Word for word, copy all the data and drop the pictures.

§ §

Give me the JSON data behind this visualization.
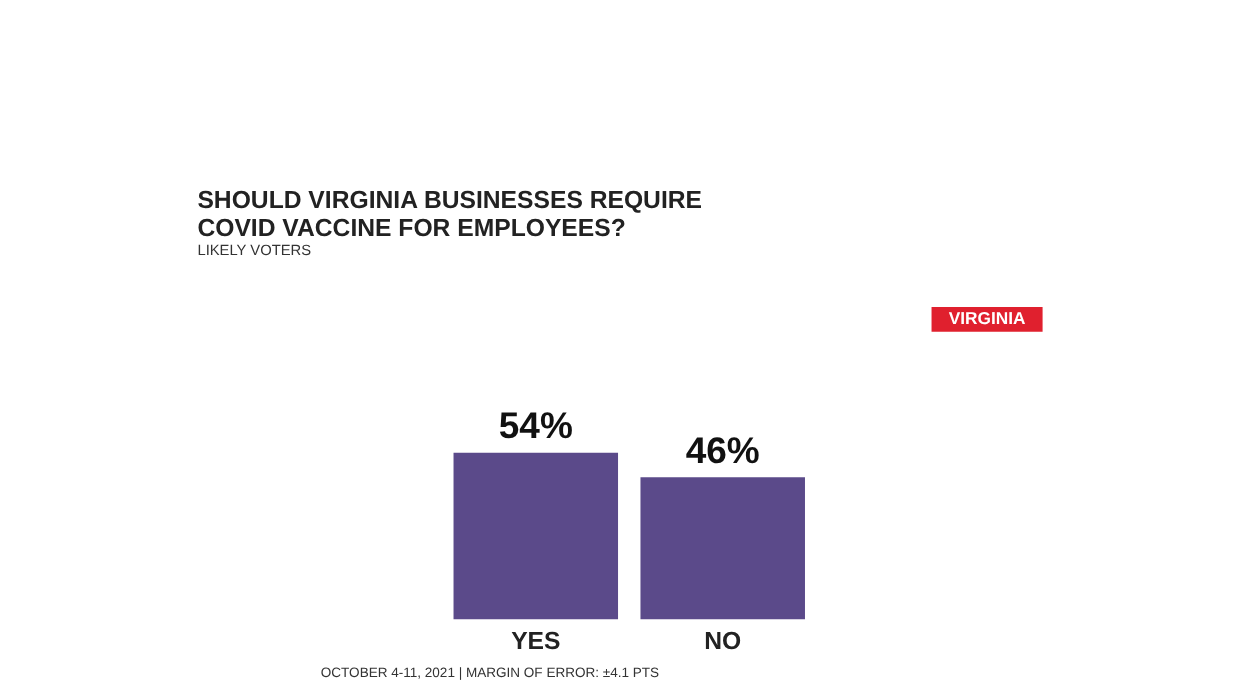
{
  "chart_data": {
    "type": "bar",
    "title": [
      "SHOULD VIRGINIA BUSINESSES REQUIRE",
      "COVID VACCINE FOR EMPLOYEES?"
    ],
    "subtitle": "LIKELY VOTERS",
    "categories": [
      "YES",
      "NO"
    ],
    "values": [
      54,
      46
    ],
    "color": "#5b4a8a",
    "value_labels": [
      "54%",
      "46%"
    ],
    "grid": false,
    "annotations": [
      "VIRGINIA",
      "OCTOBER 4-11, 2021 | MARGIN OF ERROR: ±4.1 PTS"
    ]
  }
}
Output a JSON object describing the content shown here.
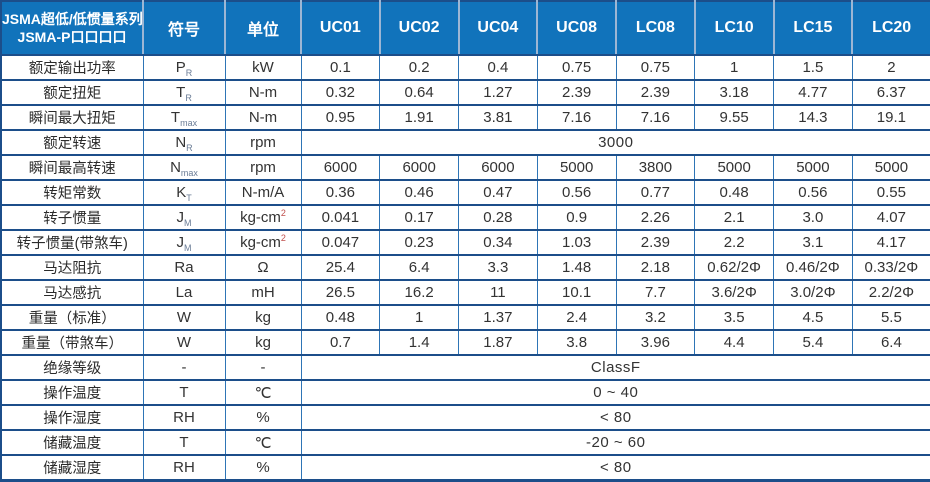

§ §

■ **Full response**:
Give me the JSON data behind this visualization.
{
  "chart_data": {
    "type": "bar",
    "title": [
      "SHOULD VIRGINIA BUSINESSES REQUIRE",
      "COVID VACCINE FOR EMPLOYEES?"
    ],
    "subtitle": "LIKELY VOTERS",
    "categories": [
      "YES",
      "NO"
    ],
    "values": [
      54,
      46
    ],
    "color": "#5b4a8a",
    "value_labels": [
      "54%",
      "46%"
    ],
    "grid": false,
    "annotations": [
      "VIRGINIA",
      "OCTOBER 4-11, 2021 | MARGIN OF ERROR: ±4.1 PTS"
    ]
  }
}
Output a JSON object describing the content shown here.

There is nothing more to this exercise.